— Start —

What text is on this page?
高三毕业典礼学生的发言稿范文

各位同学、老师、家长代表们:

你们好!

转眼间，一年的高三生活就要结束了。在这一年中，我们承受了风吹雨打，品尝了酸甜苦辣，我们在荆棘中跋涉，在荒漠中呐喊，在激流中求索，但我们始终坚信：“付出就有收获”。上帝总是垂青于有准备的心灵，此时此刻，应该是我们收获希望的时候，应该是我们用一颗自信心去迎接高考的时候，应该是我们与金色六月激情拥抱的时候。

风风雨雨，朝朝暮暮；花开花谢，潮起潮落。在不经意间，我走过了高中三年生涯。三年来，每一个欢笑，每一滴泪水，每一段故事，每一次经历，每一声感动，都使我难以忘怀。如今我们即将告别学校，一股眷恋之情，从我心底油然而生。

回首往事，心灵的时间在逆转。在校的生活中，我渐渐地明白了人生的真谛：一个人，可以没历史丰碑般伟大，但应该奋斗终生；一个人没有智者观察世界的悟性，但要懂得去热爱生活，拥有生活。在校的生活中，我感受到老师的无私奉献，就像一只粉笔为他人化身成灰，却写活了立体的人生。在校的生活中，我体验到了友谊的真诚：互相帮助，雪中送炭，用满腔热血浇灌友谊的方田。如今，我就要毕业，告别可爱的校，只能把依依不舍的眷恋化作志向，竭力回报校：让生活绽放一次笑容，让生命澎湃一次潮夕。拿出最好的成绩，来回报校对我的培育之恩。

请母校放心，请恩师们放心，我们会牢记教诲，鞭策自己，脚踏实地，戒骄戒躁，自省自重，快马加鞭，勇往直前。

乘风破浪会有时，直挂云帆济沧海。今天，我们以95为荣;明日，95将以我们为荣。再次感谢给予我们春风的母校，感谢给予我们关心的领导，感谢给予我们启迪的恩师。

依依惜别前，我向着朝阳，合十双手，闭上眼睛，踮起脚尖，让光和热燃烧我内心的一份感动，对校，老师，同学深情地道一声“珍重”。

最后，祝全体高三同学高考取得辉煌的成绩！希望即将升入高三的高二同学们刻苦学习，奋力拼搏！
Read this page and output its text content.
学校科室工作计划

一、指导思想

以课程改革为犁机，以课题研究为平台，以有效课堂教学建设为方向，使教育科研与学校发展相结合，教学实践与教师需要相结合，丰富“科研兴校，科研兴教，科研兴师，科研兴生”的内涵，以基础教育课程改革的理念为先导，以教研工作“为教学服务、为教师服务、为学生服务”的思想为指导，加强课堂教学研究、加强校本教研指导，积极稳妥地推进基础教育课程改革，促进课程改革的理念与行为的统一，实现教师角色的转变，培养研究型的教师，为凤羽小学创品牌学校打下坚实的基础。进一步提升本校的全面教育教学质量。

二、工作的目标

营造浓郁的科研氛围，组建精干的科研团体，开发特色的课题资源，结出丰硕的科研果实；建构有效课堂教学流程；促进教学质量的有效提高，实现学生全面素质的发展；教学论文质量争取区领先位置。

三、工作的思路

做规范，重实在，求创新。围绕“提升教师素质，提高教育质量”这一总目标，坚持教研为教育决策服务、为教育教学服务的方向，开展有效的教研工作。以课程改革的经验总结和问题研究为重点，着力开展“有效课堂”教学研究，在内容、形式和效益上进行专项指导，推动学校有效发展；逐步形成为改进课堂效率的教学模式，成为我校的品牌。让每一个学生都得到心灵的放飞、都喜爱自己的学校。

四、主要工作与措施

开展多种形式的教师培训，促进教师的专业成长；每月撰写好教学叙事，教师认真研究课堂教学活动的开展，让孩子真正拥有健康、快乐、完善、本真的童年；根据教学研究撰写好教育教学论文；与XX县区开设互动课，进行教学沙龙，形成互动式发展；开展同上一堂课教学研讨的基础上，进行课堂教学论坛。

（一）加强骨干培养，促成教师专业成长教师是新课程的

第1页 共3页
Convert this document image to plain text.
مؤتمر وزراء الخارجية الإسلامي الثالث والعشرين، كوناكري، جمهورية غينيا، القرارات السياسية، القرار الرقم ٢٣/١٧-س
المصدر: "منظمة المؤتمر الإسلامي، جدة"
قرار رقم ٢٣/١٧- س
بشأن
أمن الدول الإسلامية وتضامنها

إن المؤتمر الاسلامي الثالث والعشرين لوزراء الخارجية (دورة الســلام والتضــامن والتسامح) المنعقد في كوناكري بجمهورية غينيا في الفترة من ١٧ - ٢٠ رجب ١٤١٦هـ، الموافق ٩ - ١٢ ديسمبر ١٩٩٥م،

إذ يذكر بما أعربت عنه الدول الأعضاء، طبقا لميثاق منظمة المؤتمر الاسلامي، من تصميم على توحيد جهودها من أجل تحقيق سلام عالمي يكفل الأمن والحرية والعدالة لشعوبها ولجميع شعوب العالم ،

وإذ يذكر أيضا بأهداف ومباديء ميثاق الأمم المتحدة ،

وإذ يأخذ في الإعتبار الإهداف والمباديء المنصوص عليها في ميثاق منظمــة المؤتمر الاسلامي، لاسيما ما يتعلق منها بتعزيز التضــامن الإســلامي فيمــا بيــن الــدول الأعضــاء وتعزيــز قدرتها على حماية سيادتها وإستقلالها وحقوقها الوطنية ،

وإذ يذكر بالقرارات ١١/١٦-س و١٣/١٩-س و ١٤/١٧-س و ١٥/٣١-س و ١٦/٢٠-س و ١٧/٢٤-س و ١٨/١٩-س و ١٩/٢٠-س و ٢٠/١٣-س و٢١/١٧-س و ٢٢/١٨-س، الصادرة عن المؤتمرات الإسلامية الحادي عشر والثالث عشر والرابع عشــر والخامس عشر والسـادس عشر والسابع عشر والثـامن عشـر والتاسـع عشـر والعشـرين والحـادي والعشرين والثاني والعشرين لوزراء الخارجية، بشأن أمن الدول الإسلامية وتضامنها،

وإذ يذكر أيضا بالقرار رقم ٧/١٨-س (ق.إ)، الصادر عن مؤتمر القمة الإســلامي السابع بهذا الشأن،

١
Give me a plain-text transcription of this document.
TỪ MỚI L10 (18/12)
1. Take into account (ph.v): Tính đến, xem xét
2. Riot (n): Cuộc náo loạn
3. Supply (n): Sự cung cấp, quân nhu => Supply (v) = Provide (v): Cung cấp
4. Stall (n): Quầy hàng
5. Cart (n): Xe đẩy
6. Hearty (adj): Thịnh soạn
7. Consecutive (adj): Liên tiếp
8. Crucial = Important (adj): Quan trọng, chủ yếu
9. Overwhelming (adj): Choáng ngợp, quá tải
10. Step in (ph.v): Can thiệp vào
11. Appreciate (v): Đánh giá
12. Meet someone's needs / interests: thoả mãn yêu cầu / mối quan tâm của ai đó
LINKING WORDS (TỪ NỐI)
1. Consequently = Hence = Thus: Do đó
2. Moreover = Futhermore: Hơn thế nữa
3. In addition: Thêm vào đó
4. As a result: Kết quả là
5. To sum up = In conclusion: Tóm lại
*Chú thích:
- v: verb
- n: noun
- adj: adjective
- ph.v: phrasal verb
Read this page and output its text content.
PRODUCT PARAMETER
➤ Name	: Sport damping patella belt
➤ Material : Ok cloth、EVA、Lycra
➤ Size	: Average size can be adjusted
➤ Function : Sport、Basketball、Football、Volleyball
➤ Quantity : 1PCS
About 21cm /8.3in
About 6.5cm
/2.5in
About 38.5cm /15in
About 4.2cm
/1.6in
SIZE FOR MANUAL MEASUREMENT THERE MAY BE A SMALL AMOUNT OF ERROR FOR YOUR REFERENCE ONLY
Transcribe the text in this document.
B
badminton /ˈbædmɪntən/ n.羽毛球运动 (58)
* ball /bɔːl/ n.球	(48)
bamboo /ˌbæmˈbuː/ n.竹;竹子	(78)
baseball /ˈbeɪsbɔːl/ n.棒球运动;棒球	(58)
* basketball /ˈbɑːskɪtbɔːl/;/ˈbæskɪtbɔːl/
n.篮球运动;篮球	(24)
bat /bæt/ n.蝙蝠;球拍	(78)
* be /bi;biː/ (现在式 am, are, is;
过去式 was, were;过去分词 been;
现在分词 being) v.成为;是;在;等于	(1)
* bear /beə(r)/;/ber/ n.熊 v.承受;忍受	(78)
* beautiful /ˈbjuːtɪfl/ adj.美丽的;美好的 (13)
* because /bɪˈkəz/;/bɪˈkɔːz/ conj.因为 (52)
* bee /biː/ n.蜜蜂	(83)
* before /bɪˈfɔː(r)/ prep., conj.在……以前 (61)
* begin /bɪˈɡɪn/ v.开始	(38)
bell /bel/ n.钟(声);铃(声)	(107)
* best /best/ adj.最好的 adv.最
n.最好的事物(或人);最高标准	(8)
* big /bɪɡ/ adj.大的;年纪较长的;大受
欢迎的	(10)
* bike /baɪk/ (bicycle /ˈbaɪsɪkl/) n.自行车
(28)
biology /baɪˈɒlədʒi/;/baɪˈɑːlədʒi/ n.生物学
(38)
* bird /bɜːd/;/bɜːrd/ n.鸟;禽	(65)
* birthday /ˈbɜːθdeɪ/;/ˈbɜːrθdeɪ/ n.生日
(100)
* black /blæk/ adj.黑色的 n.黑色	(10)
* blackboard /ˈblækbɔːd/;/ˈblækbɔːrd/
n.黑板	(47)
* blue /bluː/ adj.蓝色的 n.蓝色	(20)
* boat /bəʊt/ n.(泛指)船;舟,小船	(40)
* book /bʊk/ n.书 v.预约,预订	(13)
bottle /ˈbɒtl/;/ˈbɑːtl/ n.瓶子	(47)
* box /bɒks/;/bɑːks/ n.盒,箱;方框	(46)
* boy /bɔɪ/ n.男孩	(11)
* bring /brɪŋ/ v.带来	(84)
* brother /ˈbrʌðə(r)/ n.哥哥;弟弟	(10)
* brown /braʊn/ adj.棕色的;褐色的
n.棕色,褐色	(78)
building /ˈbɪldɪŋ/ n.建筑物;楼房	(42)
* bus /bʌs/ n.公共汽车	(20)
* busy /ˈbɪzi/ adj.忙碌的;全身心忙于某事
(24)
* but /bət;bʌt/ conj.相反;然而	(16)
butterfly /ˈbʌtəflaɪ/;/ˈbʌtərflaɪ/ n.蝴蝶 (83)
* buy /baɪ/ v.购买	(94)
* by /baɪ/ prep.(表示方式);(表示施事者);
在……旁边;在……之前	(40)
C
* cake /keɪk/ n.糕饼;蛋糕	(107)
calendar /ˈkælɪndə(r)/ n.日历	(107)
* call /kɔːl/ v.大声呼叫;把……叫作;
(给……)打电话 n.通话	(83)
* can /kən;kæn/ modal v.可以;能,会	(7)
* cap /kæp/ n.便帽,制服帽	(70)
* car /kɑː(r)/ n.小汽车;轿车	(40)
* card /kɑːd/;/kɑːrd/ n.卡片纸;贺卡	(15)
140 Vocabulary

— End —

## THE EXERCISE
Search the entries for the word "كوناكري" and pick out every line that holds it.

## REPLY TO THE EXERCISE
مؤتمر وزراء الخارجية الإسلامي الثالث والعشرين، كوناكري، جمهورية غينيا، القرارات السياسية، القرار الرقم ٢٣/١٧-س
إن المؤتمر الاسلامي الثالث والعشرين لوزراء الخارجية (دورة الســلام والتضــامن والتسامح) المنعقد في كوناكري بجمهورية غينيا في الفترة من ١٧ - ٢٠ رجب ١٤١٦هـ، الموافق ٩ - ١٢ ديسمبر ١٩٩٥م،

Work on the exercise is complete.